» **QUÉ HACER**:
Prosigue el artículo sobre la generación de Duki y el papel de los adultos, a partir de su última oración.
-------- FRAGMENTO SELECCIONADO --------
Quizá sea una generación que no encuentra su propio sentido; que no tiene autoridad, costumbres ni estereotipos contra los cuales rebelarse. Y que se rebela contra sí misma, a través de la agresión y del exceso. ¿Será una generación aburrida además de desencantada? ¿Están cansados de hacer lo que quieren? Juegan en una cancha que no está marcada, sin árbitro, sin reglas, sin control antidoping. Lo raro es que lo de Villa Gesell no ocurra con mayor frecuencia.
Duki es un "trapero" que hace furor entre los jóvenes. Este año suspendió un recital en Neuquén porque desde el público arrojaron al escenario una piedra que podría haber provocado una tragedia. Duki tiene 23 años; nadie lo podría asociar a una mirada pacata ni retrógrada. "No sé qué le pasa a esta generación; está sacada y cree que puede hacer lo que quiere. No sé en qué están pensando, pero empiecen a tener un poco de conciencia", escribió en Instagram después de esquivar la agresión. Fue un piedrazo contra su ídolo, un piedrazo contra ellos mismos. Otra vez el sinsentido, el "porque sí". Por diez milímetros no fue otra salvajada irreparable.
Más flexible, menos dogmática, más libre, la generación de Duki parece –sin embargo– divertirse arrojando piedras o patadas. ¿Contra quién? ¿Contra qué? Tenemos más preguntas que respuestas. Pero son preguntas que debemos enfrentar. La más importante, quizá, es ¿qué responsabilidad tenemos nosotros? ¿Qué culpa nos cabe a los padres y a los maestros de esta generación? ¿Qué papel juegan los líderes y los dirigentes de este tiempo en el que las normas han quedado marginadas? Todos parecemos acobardados.
Esta generación no ha nacido de un repollo. Son nuestros hijos. Es reconfortante pensar que "los míos no son así". Pero van a ese boliche, a ese recital, a ese colegio, a ese club. Necesitan que representemos nuestro papel de adultos. Necesitan que les marquemos la cancha y que asumamos el rol, si se quiere incómodo y antipático (seguramente trabajoso), del que exige, vigila y hace cumplir las normas.
-------- DATOS PROPORCIONADOS --------
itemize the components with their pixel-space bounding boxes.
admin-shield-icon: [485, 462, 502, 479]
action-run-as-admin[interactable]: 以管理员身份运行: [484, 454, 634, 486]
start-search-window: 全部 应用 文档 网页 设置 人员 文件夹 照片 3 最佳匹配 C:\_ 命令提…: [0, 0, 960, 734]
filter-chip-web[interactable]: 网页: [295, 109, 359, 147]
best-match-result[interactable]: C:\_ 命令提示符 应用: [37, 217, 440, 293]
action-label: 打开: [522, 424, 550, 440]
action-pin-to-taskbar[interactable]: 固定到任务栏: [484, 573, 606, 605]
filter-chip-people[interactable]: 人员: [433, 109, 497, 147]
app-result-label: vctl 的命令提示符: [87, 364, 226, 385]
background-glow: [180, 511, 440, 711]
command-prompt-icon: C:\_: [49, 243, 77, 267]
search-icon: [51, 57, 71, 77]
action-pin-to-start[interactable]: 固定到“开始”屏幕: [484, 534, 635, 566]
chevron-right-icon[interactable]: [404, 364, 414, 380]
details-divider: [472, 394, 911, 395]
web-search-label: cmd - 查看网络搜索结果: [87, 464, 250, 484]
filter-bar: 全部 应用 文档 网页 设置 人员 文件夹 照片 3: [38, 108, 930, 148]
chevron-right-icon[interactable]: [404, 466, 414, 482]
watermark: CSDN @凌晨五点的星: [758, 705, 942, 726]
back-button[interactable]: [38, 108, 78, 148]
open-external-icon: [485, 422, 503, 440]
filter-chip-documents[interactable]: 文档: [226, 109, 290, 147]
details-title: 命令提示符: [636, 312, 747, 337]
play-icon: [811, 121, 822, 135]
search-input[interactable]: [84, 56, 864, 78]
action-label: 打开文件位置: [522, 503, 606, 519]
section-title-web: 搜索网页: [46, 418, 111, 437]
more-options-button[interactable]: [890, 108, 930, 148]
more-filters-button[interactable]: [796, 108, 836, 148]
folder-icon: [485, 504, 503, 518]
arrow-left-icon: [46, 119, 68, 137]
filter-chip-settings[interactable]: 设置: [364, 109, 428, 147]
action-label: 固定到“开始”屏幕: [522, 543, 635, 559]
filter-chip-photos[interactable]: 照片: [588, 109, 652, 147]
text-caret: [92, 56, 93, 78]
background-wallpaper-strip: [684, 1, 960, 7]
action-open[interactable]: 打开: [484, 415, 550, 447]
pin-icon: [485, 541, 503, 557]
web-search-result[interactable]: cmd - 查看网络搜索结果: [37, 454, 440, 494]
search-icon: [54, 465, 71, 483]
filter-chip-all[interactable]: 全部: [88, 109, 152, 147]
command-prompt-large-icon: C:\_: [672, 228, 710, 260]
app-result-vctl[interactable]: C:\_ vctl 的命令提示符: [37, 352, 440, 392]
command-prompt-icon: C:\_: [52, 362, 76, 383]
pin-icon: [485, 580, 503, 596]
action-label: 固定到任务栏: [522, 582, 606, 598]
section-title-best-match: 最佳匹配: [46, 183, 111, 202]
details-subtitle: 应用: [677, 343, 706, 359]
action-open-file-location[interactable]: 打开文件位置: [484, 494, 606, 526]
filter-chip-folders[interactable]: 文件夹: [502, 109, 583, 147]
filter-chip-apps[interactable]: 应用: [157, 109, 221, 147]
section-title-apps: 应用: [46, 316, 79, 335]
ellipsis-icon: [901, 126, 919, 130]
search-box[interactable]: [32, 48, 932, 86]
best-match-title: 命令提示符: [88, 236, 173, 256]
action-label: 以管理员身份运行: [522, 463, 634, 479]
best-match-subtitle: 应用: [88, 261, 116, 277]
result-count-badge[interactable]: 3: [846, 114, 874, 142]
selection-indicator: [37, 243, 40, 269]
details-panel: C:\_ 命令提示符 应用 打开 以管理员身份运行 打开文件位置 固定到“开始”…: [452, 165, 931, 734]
--------
» **RESULTADO OBTENIDO**:
Lo de Villa Gesell no ha ocurrido en cualquier lado. Ha ocurrido en una sociedad que dejó de creer en la exigencia, que ve con malos ojos el ejercicio de la autoridad y la imposición de límites, que cree que las normas están para ser burladas y que hasta mira con simpatía que sus hijos falsifiquen el DNI para entrar al boliche de moda. Lo de Villa Gesell ha ocurrido en una sociedad que mira para otro lado, que desautoriza y patotea a los docentes, que confunde meritocracia con elitismo y que ha extraviado códigos básicos de convivencia.
La nuestra es una generación a la que le cuesta decir que no; que se repliega y deja hacer. Los chicos imponen, como impusieron en las escuelas el UPD (último primer día), una especie de "previa" descontrolada que se hace en los propios colegios, en las narices de padres y profesores, que, entre la complicidad y la resignación, se limitan a consentir. Esto ocurre en un sistema educativo en el que el docente está equivocado hasta que demuestre lo contrario, en el que los "premios y castigos" han sido estigmatizados y en el que podemos ver (como vimos hace poco) un video en el que alumnos le apuntan con un arma al profesor en el aula.
Debemos eludir la tentación de las explicaciones fáciles y, mucho más, la de las generalizaciones injustas y livianas. Pero no podemos dejar de preguntarnos por qué ni qué tenemos que ver nosotros con esto que ha sucedido. ¿Estaremos los adultos dispuestos a jugar nuestro papel?